→ EXTRACT
* * * *
Notwithstanding any other provision of this Commitment Letter, (i) no Indemnified Person shall be liable for any damages arising from the use by others of information or other materials obtained through internet, electronic, telecommunications or other information transmission systems, except to the extent that such damages have resulted from the willful misconduct, bad faith or gross negligence of such Indemnified Person or any Related Indemnified Person (as determined by a court of competent jurisdiction in a final and non-appealable decision) and (ii) none of you (or any of your subsidiaries), the Target (or any of its subsidiaries) or any Indemnified Person shall be liable for any indirect, special, punitive or consequential damages (including, without limitation, any loss of profits, business or anticipated savings) in connection with this Commitment Letter, the Fee Letter, the Transactions (including the Term Facility and the use of proceeds thereunder), or with respect to any activities related to the Term Facility, including the preparation of this Commitment Letter, the Fee Letter and the Term Facility Documentation; provided that nothing in this paragraph shall limit your indemnity and reimbursement obligations to the extent that such indirect, special, punitive or consequential damages are included in any claim by a third party with respect to which the applicable Indemnified Person is entitled to indemnification under the first paragraph of this Section 7.

 

You shall not be liable for any settlement of any Proceeding effected without your written consent (which consent shall not be unreasonably withheld, conditioned or delayed), but if settled with your written consent or if there is a final and non-appealable judgment by a court of competent

 

 
 

jurisdiction against one or more Indemnified Persons in any such Proceeding, you agree to indemnify and hold harmless each Indemnified Person from and against any and all losses, claims, damages, liabilities and reasonable and documented legal or other out-of-pocket expenses by reason of such settlement or judgment in accordance with and to the extent provided in the other provisions of this Section 7.

 

You shall not, without the prior written consent of any Indemnified Person (which consent shall not be unreasonably withheld, conditioned or delayed) (it being understood that the withholding of consent due to non-satisfaction of any of the conditions described in clauses (i), (ii) and (iii) of this sentence shall be deemed reasonable), effect any settlement of any pending or threatened Proceedings in respect of which indemnity could have been sought hereunder by such Indemnified Person unless such settlement (i) includes a full and unconditional release of such Indemnified Person in form and substance reasonably satisfactory to such Indemnified Person from all liability or claims that are the subject matter of such Proceedings, (ii) does not include any statement as to or any admission of fault, culpability, wrong doing or a failure to act by or on behalf of any Indemnified Person and (iii) contains customary confidentiality provisions with respect to the terms of such settlement. Each Indemnified Person shall be severally obligated to refund or return any and all amounts paid by you under this Section 7 to the extent such Indemnified Person is not entitled to payment of such amounts in accordance with the terms hereof (as determined by a court of competent jurisdiction in a final and non-appealable judgment).
* * * *
→ INFORMATION SUPPLIED

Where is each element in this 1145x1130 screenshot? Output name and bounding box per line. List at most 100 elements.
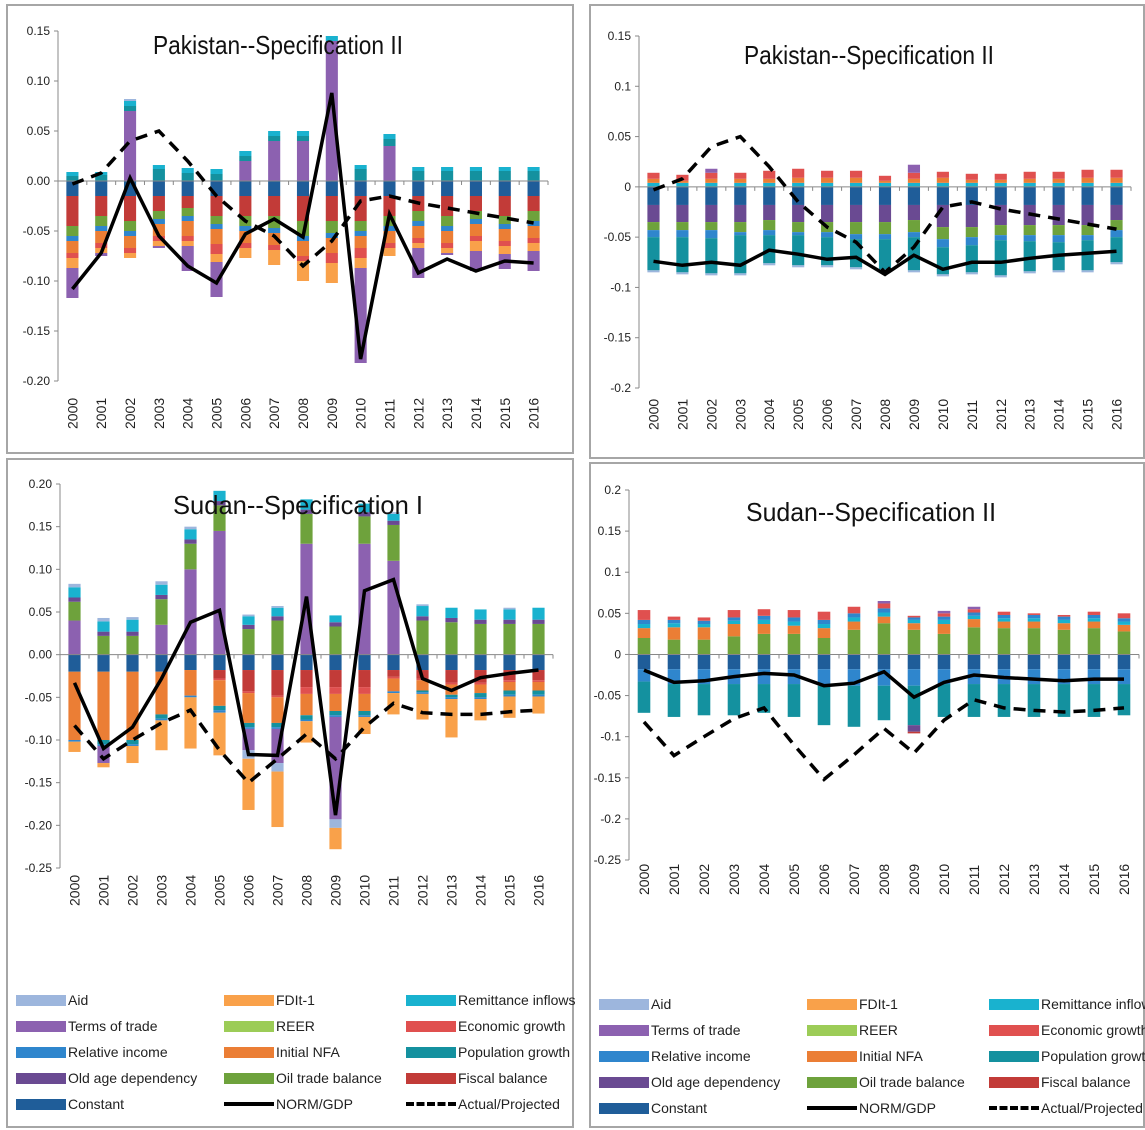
legend-item: Oil trade balance — [807, 1072, 965, 1092]
bar-segment-initial-nfa — [97, 671, 110, 740]
bar-segment-oil-trade-balance — [647, 222, 660, 231]
x-tick-label: 2000 — [64, 398, 80, 429]
legend-item: Aid — [599, 994, 671, 1014]
legend-swatch — [807, 998, 857, 1010]
x-tick-label: 2009 — [324, 398, 340, 429]
legend-item: NORM/GDP — [807, 1098, 936, 1118]
bar-segment-economic-growth — [757, 609, 771, 616]
x-tick-label: 2008 — [876, 864, 892, 895]
bar-segment-constant — [213, 654, 226, 671]
x-tick-label: 2016 — [526, 398, 542, 429]
bar-segment-remittance-inflows — [1117, 621, 1131, 625]
legend-swatch — [807, 1076, 857, 1088]
bar-segment-remittance-inflows — [325, 36, 338, 41]
bar-segment-old-age-dependency — [907, 204, 921, 221]
bar-segment-relative-income — [907, 232, 921, 238]
bar-segment-relative-income — [126, 744, 139, 746]
x-tick-label: 2012 — [996, 864, 1012, 895]
bar-segment-oil-trade-balance — [503, 623, 516, 655]
bar-segment-remittance-inflows — [997, 618, 1011, 622]
bar-segment-oil-trade-balance — [697, 639, 711, 655]
bar-segment-initial-nfa — [527, 226, 540, 238]
legend-label: FDIt-1 — [276, 992, 315, 1008]
bar-segment-aid — [994, 275, 1007, 278]
bar-segment-population-growth — [445, 694, 458, 698]
bar-segment-remittance-inflows — [847, 617, 861, 622]
bar-segment-economic-growth — [469, 236, 482, 241]
legend-item: Terms of trade — [599, 1020, 740, 1040]
bar-segment-relative-income — [181, 216, 194, 221]
legend-swatch — [599, 1076, 649, 1088]
bar-segment-aid — [936, 274, 949, 277]
bar-segment-oil-trade-balance — [358, 516, 371, 544]
legend-swatch — [599, 1050, 649, 1062]
bar-segment-initial-nfa — [329, 693, 342, 711]
x-tick-label: 2001 — [666, 864, 682, 895]
bar-segment-remittance-inflows — [697, 624, 711, 628]
bar-segment-oil-trade-balance — [965, 227, 978, 238]
bar-segment-economic-growth — [239, 243, 252, 248]
bar-segment-fdit-1 — [181, 241, 194, 246]
bar-segment-population-growth — [967, 684, 981, 717]
bar-segment-remittance-inflows — [498, 167, 511, 171]
y-tick-label: 0 — [624, 180, 631, 194]
bar-segment-fdit-1 — [239, 248, 252, 258]
bar-segment-oil-trade-balance — [1117, 631, 1131, 655]
chart-title: Sudan--Specification II — [746, 497, 996, 527]
x-tick-label: 2015 — [497, 398, 513, 429]
bar-segment-old-age-dependency — [878, 204, 892, 223]
bar-segment-remittance-inflows — [503, 609, 516, 620]
x-tick-label: 2002 — [703, 399, 719, 430]
legend-swatch — [807, 1024, 857, 1036]
bar-segment-old-age-dependency — [821, 204, 834, 223]
bar-segment-relative-income — [787, 617, 801, 622]
bar-segment-population-growth — [647, 237, 660, 271]
bar-segment-constant — [242, 654, 255, 671]
legend-swatch — [406, 1046, 456, 1058]
bar-segment-oil-trade-balance — [152, 211, 165, 219]
y-tick-label: 0.15 — [29, 520, 53, 534]
x-tick-label: 2000 — [636, 864, 652, 895]
y-tick-label: -0.20 — [23, 374, 51, 388]
bar-segment-constant — [1110, 186, 1123, 205]
bar-segment-initial-nfa — [937, 624, 951, 634]
bar-segment-economic-growth — [358, 687, 371, 694]
bar-segment-fiscal-balance — [152, 196, 165, 211]
bar-segment-oil-trade-balance — [412, 211, 425, 221]
bar-segment-relative-income — [1052, 235, 1065, 243]
y-tick-label: 0.15 — [598, 524, 622, 538]
bar-segment-relative-income — [474, 697, 487, 700]
bar-segment-aid — [387, 512, 400, 514]
bar-segment-constant — [271, 654, 284, 671]
bar-segment-fdit-1 — [213, 712, 226, 756]
bar-segment-economic-growth — [95, 243, 108, 248]
bar-segment-remittance-inflows — [474, 609, 487, 620]
bar-segment-population-growth — [697, 684, 711, 716]
bar-segment-economic-growth — [268, 245, 281, 250]
bar-segment-remittance-inflows — [877, 612, 891, 617]
bar-segment-oil-trade-balance — [849, 222, 863, 235]
x-tick-label: 2011 — [964, 400, 980, 430]
bar-segment-population-growth — [821, 237, 834, 266]
legend-swatch — [16, 1020, 66, 1032]
x-tick-label: 2003 — [732, 399, 748, 430]
bar-segment-relative-income — [184, 695, 197, 698]
bar-segment-initial-nfa — [1023, 178, 1036, 183]
bar-segment-relative-income — [849, 234, 863, 240]
bar-segment-economic-growth — [849, 170, 863, 178]
bar-segment-constant — [997, 654, 1011, 670]
bar-segment-terms-of-trade — [387, 560, 400, 655]
bar-segment-relative-income — [647, 230, 660, 238]
bar-segment-relative-income — [817, 669, 831, 686]
bar-segment-constant — [181, 181, 194, 196]
legend-label: Initial NFA — [276, 1044, 340, 1060]
bar-segment-aid — [705, 273, 718, 276]
bar-segment-remittance-inflows — [967, 615, 981, 620]
bar-segment-economic-growth — [383, 243, 396, 248]
bar-segment-constant — [676, 186, 689, 205]
norm-gdp-line — [71, 92, 534, 360]
bar-segment-remittance-inflows — [213, 490, 226, 502]
bar-segment-population-growth — [474, 693, 487, 698]
bar-segment-population-growth — [97, 740, 110, 745]
bar-segment-fdit-1 — [503, 696, 516, 718]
* * * *
→ WHAT YOU SHOULD DO
Answer these questions about the indemnification excerpt:
(a) What kinds of damages does the excerpt say no party shall be liable for in connection with the Commitment Letter?
(b) Which settlements of a Proceeding is the party addressed as "you" not liable for?
(c) What must each Indemnified Person do with amounts paid under Section 7 that it is not entitled to?

→ SOLUTION
(a) Indirect, special, punitive or consequential damages, including any loss of profits, business or anticipated savings.
(b) Any settlement effected without that party's written consent.
(c) Refund or return them. Each Indemnified Person is severally obligated to do so.